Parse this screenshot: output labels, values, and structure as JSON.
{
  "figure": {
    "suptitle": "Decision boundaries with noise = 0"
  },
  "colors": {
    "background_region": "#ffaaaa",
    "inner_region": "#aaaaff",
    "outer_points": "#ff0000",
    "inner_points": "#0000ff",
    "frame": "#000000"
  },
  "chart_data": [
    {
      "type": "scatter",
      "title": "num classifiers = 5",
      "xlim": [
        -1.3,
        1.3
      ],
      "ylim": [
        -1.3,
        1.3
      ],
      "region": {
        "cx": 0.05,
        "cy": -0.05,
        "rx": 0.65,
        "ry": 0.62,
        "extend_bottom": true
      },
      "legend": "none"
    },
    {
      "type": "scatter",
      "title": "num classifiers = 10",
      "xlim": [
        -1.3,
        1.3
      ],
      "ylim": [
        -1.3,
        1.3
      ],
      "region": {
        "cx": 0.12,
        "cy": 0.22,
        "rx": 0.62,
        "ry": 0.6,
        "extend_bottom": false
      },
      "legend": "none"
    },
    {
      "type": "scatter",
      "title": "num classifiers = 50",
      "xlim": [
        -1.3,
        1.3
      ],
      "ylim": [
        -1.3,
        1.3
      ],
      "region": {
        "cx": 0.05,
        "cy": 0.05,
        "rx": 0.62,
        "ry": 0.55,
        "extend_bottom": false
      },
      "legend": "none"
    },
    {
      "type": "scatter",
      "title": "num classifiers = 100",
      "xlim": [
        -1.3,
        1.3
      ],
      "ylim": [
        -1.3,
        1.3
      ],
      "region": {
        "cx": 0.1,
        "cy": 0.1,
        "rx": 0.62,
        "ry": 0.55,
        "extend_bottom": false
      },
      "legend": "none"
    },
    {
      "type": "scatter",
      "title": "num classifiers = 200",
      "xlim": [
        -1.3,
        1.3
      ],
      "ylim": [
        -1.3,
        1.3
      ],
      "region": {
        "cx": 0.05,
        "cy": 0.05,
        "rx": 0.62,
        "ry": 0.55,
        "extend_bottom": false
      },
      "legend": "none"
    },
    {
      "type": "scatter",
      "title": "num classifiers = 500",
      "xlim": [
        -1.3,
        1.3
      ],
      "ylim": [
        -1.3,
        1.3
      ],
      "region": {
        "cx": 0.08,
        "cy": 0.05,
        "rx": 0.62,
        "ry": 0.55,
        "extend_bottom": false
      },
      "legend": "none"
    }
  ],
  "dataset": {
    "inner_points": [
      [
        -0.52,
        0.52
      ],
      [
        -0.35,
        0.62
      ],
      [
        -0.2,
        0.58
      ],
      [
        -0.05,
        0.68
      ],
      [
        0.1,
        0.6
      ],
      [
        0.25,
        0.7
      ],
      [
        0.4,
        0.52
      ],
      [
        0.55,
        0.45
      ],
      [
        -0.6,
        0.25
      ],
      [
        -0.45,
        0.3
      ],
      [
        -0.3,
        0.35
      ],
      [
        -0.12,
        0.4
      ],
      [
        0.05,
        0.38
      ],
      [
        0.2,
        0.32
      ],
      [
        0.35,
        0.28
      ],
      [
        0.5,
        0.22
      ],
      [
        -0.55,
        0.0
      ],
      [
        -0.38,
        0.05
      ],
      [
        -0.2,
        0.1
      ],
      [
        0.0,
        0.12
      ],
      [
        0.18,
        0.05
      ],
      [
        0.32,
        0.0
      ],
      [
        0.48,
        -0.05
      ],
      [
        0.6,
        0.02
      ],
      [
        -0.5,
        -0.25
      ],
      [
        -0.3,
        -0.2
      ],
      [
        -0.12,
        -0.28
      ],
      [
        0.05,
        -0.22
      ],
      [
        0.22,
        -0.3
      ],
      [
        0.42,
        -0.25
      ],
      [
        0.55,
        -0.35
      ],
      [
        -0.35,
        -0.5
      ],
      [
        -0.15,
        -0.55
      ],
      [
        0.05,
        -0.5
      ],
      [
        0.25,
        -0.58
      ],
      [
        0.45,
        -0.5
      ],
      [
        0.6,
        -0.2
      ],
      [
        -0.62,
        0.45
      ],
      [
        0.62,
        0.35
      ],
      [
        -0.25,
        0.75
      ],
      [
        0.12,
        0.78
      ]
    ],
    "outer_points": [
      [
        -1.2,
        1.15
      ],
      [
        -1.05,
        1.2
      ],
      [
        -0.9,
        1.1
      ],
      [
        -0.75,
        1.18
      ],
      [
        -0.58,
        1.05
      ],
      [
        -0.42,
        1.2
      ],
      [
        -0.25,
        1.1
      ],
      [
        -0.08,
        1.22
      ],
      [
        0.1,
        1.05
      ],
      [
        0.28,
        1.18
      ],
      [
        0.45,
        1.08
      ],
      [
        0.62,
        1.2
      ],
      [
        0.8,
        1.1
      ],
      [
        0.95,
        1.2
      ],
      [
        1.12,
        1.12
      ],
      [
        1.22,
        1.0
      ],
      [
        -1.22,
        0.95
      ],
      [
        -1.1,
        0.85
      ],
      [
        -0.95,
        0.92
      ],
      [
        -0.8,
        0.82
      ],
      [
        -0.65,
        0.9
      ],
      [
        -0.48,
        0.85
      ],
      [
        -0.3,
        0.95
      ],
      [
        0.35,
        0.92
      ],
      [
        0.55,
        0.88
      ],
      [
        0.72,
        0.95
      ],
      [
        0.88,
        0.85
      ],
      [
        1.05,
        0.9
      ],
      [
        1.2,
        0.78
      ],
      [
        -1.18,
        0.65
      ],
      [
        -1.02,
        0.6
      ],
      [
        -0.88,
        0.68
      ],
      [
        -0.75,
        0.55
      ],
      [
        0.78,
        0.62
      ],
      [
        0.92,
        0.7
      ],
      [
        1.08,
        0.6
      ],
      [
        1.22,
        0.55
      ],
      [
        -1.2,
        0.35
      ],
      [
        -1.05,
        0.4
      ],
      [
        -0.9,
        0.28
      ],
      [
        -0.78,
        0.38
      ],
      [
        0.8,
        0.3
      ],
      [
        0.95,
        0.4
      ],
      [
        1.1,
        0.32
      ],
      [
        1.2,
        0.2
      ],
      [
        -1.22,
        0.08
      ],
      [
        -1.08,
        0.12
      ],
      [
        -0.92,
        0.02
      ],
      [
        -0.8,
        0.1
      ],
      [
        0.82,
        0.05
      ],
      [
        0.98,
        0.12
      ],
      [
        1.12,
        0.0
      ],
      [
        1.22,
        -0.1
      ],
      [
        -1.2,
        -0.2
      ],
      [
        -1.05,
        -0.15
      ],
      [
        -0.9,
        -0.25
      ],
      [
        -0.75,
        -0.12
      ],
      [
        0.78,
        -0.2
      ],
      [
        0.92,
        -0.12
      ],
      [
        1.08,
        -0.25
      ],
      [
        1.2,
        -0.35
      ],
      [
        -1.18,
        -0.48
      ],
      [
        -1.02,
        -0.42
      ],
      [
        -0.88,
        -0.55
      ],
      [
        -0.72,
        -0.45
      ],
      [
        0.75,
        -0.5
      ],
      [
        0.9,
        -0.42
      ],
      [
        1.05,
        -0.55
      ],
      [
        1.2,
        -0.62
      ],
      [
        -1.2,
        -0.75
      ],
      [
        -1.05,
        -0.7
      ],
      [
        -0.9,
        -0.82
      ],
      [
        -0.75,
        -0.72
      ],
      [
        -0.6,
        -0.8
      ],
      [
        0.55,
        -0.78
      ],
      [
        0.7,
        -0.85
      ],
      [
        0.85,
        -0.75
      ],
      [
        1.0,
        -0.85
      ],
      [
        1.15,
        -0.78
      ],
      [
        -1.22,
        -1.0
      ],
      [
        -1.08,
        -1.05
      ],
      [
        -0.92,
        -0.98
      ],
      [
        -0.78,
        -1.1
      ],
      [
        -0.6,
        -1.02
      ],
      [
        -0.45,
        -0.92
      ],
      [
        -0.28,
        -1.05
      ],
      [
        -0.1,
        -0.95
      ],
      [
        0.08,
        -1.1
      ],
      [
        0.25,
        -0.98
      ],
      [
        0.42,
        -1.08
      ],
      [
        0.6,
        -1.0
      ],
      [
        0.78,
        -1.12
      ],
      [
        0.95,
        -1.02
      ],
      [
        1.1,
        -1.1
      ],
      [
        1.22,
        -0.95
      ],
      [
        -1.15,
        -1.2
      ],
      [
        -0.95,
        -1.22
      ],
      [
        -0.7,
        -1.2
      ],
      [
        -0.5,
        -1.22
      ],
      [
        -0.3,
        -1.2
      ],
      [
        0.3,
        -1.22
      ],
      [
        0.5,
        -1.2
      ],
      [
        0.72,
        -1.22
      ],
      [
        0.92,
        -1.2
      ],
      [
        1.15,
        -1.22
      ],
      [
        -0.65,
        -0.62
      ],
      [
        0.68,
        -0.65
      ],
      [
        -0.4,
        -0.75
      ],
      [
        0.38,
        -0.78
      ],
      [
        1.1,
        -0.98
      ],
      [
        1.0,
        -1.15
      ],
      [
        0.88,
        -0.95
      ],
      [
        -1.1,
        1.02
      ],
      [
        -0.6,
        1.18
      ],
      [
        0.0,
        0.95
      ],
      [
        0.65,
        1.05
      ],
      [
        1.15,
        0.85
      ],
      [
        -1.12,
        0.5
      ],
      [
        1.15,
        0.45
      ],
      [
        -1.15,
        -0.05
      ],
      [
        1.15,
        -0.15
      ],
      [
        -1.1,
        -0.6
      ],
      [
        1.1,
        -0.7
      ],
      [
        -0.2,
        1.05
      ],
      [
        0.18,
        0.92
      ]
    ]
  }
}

──────────

Task to carry out → Read the data above and pull out each line that holds the string "classifiers".

The completed task →
      "title": "num classifiers = 5",
      "title": "num classifiers = 10",
      "title": "num classifiers = 50",
      "title": "num classifiers = 100",
      "title": "num classifiers = 200",
      "title": "num classifiers = 500",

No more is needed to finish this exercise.